§ **Challenge**: Look for the string "title" and copy every line that has it.

________________________

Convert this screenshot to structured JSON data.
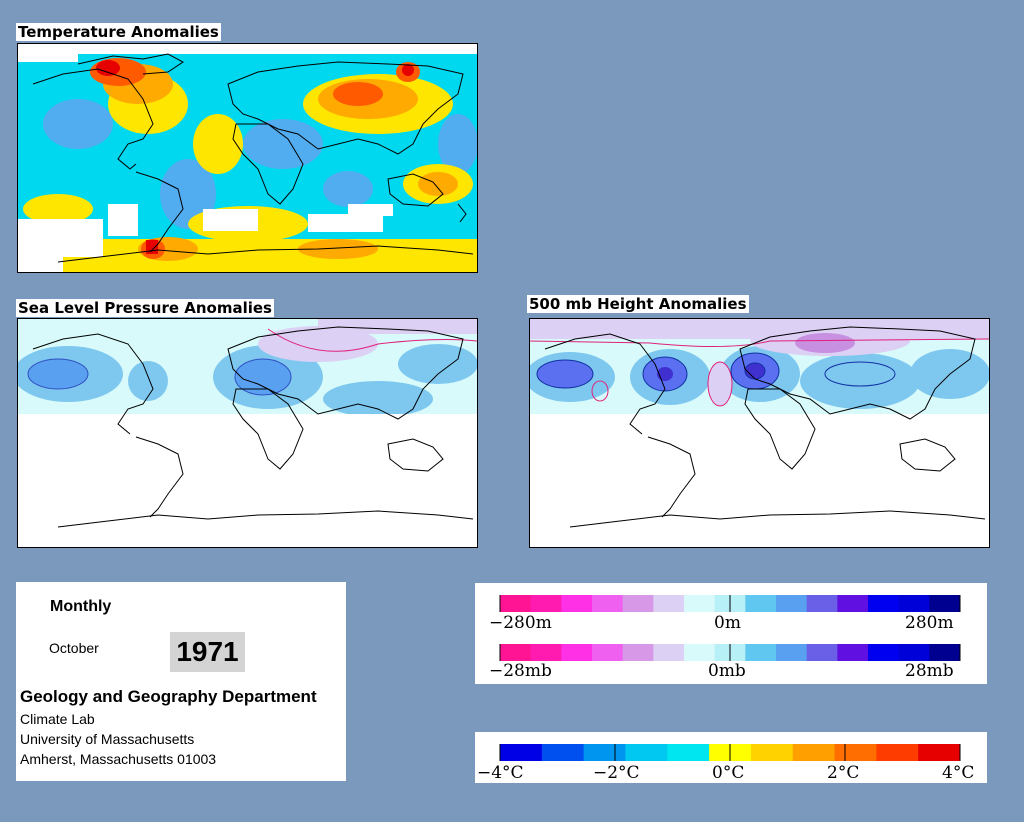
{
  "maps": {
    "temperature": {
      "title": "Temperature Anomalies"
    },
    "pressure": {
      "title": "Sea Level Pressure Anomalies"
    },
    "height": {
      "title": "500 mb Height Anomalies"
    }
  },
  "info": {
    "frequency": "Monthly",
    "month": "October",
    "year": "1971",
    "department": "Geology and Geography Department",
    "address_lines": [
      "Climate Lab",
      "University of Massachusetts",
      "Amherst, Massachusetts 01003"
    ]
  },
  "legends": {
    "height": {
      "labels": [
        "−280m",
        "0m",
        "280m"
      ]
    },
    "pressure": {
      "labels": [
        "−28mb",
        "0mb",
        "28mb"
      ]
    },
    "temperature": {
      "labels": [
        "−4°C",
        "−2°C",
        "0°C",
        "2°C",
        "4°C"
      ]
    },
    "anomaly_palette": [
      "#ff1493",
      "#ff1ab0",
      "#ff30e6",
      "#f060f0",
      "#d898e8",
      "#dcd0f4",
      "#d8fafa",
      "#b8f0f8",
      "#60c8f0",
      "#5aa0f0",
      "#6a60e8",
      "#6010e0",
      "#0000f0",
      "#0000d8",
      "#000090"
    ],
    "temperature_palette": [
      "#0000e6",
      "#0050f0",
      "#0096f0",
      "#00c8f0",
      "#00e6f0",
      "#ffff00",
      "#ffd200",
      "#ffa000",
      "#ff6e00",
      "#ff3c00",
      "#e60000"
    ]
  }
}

________________________

§ **Task result**:
      "title": "Temperature Anomalies"
      "title": "Sea Level Pressure Anomalies"
      "title": "500 mb Height Anomalies"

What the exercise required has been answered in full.